===== DOCUMENT EXTRACT

3. Set data types for columns as needed (gender, edu_cat as factors, …) – take a look at the code to see how

#first import the data
lumos_tib <- readr::read_csv("data/lumos_subset.csv", na = "NA")

# now make sure the columns we want as factors are treated that way, using forcats::as_factor()
lumos_tib <- lumos_tib %>% dplyr::mutate(
  test_type = forcats::as_factor(test_type),
  assessment = forcats::as_factor(assessment),
  gender = forcats::as_factor(gender),
  edu_cat = forcats::as_factor(edu_cat),
  english_nativelang = forcats::as_factor(english_nativelang),
  ethnicity = forcats::as_factor(ethnicity)
)

Step 3 - Pearson correlation

Correlation Decision chart
Correlation Decision chart
Step 3.1 - First take a look at the decision chart above (Fig 8.6 from the Field textbook). We will start by taking a quick look at the distributions for raw_score and pretest_score, then we’ll make a scatter of them together
  1. Make a histogram and Q-Q plot for each variable
    - drop any datapoint that does not have a valid value for both raw_score and pretest_score
    - are the measures distributed (approximately) normally?

==========

## REQUEST A:
Please change "bbox" to "box" in the records, covering everything from the line containing "reply-input[interactable]: Tweet your" down to the line containing "tweet-text: Michael Flynn", both included. Return only those lines, with nothing else altered.
The text and the records were drawn from unrelated sources.

===== DATA ENTRIES

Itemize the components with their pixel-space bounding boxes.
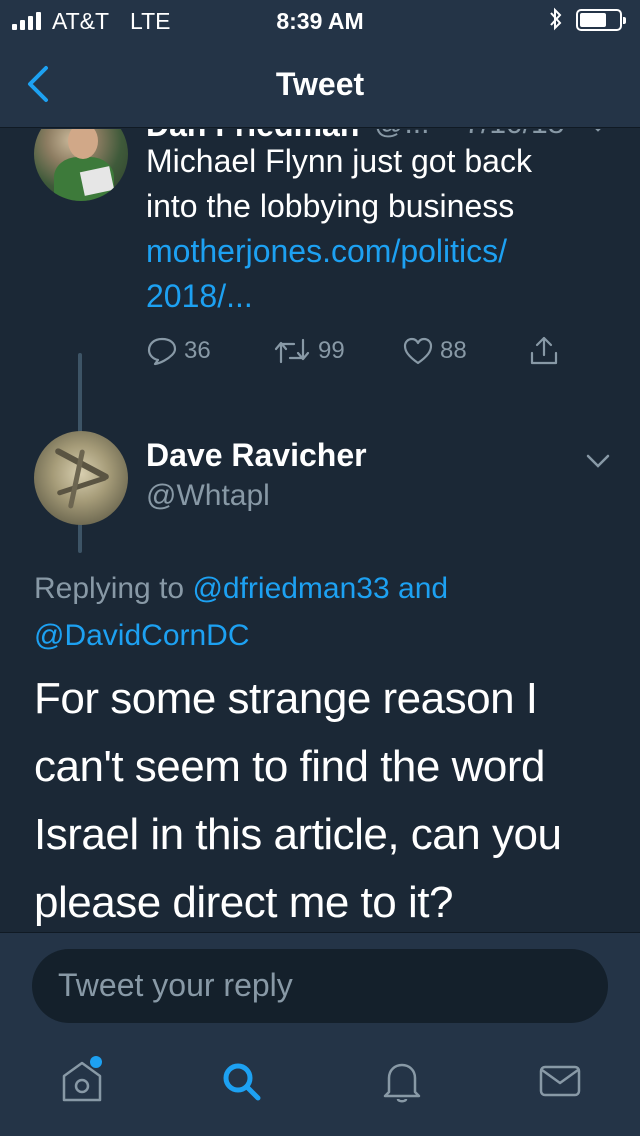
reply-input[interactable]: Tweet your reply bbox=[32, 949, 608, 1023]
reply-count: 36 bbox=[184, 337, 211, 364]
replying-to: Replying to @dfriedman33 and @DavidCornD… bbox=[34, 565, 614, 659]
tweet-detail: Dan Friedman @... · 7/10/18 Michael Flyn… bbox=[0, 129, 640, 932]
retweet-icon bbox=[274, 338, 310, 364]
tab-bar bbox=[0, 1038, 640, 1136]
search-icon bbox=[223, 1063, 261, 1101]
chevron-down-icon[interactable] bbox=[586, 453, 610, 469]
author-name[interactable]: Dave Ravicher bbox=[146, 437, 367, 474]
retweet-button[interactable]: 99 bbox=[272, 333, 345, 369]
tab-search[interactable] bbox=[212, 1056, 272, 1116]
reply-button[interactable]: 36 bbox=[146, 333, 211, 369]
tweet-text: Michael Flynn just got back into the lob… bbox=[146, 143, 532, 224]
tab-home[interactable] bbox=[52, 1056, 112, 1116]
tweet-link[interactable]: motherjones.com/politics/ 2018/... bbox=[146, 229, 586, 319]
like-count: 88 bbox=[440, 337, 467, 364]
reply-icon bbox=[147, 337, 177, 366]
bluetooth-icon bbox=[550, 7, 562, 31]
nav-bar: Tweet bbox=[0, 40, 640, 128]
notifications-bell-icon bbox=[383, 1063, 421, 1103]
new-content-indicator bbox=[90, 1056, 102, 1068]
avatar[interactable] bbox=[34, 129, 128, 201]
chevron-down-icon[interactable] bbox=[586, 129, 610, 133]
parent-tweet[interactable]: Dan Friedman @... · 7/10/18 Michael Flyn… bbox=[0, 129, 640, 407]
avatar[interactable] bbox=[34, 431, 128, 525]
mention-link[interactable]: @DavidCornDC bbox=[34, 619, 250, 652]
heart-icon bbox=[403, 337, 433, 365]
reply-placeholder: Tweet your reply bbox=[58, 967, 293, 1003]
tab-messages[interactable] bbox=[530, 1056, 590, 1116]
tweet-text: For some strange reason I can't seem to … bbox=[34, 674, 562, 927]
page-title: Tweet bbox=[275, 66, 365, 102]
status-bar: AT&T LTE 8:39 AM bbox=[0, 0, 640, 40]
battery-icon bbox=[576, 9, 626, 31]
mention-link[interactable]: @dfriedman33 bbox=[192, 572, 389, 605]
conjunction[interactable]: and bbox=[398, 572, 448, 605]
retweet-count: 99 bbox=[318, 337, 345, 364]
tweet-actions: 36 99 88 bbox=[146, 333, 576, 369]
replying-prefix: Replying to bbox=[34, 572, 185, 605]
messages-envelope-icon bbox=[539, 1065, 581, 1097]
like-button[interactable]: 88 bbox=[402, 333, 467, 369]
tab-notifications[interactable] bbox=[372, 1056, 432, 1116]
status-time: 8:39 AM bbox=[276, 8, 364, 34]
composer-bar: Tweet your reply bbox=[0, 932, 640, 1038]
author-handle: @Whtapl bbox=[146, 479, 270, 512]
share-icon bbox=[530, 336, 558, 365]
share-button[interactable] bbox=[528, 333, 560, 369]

==========
===== DATA ENTRIES

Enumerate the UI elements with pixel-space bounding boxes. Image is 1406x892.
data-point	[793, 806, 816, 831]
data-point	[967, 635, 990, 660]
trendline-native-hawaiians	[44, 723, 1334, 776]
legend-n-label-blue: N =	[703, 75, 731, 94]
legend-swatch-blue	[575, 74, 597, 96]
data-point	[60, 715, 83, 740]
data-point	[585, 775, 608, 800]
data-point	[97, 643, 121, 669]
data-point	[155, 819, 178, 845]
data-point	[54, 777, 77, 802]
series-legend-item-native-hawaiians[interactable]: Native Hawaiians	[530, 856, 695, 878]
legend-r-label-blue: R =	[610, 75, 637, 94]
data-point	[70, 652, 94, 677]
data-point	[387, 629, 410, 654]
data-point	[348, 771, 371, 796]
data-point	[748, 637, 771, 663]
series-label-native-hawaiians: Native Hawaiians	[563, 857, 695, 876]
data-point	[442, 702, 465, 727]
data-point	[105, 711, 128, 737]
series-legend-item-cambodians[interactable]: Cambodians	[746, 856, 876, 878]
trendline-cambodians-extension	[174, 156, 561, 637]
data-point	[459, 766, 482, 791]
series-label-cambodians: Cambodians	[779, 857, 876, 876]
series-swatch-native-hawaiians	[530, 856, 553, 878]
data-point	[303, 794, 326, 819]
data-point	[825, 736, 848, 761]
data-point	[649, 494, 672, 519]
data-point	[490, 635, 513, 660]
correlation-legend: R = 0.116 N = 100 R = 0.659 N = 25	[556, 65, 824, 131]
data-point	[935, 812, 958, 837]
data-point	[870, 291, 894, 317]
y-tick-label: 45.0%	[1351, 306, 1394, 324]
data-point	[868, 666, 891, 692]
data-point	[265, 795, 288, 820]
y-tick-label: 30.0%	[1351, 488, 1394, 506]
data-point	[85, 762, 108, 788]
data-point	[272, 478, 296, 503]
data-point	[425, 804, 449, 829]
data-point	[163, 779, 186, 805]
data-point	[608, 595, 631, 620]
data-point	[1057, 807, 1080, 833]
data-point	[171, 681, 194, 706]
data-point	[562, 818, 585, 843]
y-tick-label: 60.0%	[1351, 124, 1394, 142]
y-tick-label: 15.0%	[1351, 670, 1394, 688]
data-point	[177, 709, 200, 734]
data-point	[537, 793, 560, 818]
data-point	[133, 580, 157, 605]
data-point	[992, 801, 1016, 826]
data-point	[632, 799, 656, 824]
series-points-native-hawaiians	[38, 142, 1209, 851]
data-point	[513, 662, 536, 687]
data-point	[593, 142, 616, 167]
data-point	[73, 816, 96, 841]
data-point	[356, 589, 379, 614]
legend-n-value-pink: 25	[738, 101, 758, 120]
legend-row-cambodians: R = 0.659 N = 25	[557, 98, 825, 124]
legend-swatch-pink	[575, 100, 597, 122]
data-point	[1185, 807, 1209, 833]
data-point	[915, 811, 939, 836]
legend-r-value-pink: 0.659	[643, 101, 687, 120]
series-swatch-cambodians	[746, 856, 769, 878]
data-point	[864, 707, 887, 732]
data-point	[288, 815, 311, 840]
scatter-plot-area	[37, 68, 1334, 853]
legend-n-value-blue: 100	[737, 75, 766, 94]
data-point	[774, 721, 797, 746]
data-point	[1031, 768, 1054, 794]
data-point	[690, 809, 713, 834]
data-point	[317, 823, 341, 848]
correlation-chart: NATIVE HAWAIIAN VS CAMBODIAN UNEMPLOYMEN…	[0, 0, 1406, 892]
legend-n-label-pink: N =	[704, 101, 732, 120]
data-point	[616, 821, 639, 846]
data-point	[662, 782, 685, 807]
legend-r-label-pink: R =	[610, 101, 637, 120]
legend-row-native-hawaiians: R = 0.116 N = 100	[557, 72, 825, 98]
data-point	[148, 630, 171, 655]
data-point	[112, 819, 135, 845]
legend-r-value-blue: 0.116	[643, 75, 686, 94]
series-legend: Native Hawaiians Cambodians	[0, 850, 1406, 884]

==========

## REQUEST B:
Reproduce everything in the R data-import excerpt from "# now make sure" down to "ethnicity = forcats::as_factor(ethnicity)", word for word.

## TASK ANSWER A:
reply-input[interactable]: Tweet your reply box=[32, 949, 608, 1023]
reply-count: 36 box=[184, 337, 211, 364]
replying-to: Replying to @dfriedman33 and @DavidCornD… box=[34, 565, 614, 659]
tweet-detail: Dan Friedman @... · 7/10/18 Michael Flyn… box=[0, 129, 640, 932]
retweet-icon box=[274, 338, 310, 364]
tab-bar box=[0, 1038, 640, 1136]
search-icon box=[223, 1063, 261, 1101]
chevron-down-icon[interactable] box=[586, 453, 610, 469]
author-name[interactable]: Dave Ravicher box=[146, 437, 367, 474]
retweet-button[interactable]: 99 box=[272, 333, 345, 369]
tab-search[interactable] box=[212, 1056, 272, 1116]
reply-button[interactable]: 36 box=[146, 333, 211, 369]
tweet-text: Michael Flynn just got back into the lob… box=[146, 143, 532, 224]

## TASK ANSWER B:
# now make sure the columns we want as factors are treated that way, using forcats::as_factor()
lumos_tib <- lumos_tib %>% dplyr::mutate(
  test_type = forcats::as_factor(test_type),
  assessment = forcats::as_factor(assessment),
  gender = forcats::as_factor(gender),
  edu_cat = forcats::as_factor(edu_cat),
  english_nativelang = forcats::as_factor(english_nativelang),
  ethnicity = forcats::as_factor(ethnicity)